* WRITTEN EXERCISE *
Copy every line of the records below that holds the word "right".

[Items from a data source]
....................
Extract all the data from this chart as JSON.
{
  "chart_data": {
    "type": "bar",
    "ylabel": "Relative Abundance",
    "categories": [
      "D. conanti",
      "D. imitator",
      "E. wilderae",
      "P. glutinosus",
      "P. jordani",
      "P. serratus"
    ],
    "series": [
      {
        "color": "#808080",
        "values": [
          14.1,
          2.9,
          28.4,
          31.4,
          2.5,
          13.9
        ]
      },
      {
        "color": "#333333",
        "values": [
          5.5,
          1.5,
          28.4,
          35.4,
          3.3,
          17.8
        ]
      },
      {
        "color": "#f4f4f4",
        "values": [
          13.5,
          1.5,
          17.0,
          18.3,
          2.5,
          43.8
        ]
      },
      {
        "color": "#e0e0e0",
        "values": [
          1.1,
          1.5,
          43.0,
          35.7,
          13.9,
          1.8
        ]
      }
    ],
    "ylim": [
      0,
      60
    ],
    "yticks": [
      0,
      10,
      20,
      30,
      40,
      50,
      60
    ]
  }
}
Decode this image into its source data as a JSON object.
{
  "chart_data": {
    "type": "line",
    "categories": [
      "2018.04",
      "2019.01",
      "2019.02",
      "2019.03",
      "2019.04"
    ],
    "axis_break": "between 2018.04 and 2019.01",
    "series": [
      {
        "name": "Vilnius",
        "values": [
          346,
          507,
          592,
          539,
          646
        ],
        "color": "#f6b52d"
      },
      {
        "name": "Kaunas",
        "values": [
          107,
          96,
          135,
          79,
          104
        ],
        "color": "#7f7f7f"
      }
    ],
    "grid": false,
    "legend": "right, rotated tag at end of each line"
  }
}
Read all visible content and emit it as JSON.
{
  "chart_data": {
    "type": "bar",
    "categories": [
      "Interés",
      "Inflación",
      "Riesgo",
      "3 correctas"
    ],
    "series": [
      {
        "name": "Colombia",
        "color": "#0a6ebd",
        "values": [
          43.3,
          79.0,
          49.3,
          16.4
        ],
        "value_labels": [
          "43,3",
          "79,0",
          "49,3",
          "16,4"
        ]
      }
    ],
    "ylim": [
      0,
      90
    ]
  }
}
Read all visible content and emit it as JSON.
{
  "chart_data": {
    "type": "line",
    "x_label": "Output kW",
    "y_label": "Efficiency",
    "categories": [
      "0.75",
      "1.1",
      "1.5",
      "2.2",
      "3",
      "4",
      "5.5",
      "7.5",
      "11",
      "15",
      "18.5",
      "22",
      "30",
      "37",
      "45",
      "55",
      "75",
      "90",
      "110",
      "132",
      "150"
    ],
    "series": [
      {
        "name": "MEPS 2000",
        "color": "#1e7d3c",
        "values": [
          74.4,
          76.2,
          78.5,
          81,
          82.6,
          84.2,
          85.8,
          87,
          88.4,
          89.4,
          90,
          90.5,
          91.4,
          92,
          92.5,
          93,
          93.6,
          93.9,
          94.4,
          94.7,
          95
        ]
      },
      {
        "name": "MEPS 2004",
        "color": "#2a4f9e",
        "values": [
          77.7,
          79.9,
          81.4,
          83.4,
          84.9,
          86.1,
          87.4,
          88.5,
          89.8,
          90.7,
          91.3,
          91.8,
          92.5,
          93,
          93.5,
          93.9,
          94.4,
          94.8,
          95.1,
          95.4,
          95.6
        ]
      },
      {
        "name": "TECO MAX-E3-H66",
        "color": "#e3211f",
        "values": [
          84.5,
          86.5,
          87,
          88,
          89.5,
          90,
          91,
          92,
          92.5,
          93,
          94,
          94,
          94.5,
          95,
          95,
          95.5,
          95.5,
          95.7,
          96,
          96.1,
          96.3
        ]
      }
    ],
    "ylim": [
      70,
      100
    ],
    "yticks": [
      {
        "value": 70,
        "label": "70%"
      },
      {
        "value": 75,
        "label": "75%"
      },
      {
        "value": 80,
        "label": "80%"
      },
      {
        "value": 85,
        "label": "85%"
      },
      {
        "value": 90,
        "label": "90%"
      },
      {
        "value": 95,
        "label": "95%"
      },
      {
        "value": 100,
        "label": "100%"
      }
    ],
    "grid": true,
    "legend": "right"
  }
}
....................
* SOLVED EXERCISE *
    "legend": "right, rotated tag at end of each line"
    "legend": "right"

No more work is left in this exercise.